Set task:
Copy the records below exactly as they appear.

Source material:
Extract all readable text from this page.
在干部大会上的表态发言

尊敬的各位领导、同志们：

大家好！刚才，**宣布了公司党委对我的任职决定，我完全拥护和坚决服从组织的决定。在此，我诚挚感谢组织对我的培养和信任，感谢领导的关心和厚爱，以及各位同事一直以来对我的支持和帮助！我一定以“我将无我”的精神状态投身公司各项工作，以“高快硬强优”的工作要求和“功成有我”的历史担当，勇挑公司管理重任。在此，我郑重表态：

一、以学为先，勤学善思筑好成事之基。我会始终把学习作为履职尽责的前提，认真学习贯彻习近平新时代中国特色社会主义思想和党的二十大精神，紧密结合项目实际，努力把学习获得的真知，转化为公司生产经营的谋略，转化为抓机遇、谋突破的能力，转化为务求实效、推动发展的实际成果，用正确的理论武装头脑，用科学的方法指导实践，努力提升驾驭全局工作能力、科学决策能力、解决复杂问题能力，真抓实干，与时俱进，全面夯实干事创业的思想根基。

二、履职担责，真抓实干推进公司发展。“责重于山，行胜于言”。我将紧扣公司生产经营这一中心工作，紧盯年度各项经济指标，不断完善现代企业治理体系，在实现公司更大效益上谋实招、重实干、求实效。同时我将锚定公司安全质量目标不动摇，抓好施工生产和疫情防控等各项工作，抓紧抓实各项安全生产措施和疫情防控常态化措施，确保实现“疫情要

Task answer:
Extract all readable text from this page.
在干部大会上的表态发言

尊敬的各位领导、同志们：

大家好！刚才，**宣布了公司党委对我的任职决定，我完全拥护和坚决服从组织的决定。在此，我诚挚感谢组织对我的培养和信任，感谢领导的关心和厚爱，以及各位同事一直以来对我的支持和帮助！我一定以“我将无我”的精神状态投身公司各项工作，以“高快硬强优”的工作要求和“功成有我”的历史担当，勇挑公司管理重任。在此，我郑重表态：

一、以学为先，勤学善思筑好成事之基。我会始终把学习作为履职尽责的前提，认真学习贯彻习近平新时代中国特色社会主义思想和党的二十大精神，紧密结合项目实际，努力把学习获得的真知，转化为公司生产经营的谋略，转化为抓机遇、谋突破的能力，转化为务求实效、推动发展的实际成果，用正确的理论武装头脑，用科学的方法指导实践，努力提升驾驭全局工作能力、科学决策能力、解决复杂问题能力，真抓实干，与时俱进，全面夯实干事创业的思想根基。

二、履职担责，真抓实干推进公司发展。“责重于山，行胜于言”。我将紧扣公司生产经营这一中心工作，紧盯年度各项经济指标，不断完善现代企业治理体系，在实现公司更大效益上谋实招、重实干、求实效。同时我将锚定公司安全质量目标不动摇，抓好施工生产和疫情防控等各项工作，抓紧抓实各项安全生产措施和疫情防控常态化措施，确保实现“疫情要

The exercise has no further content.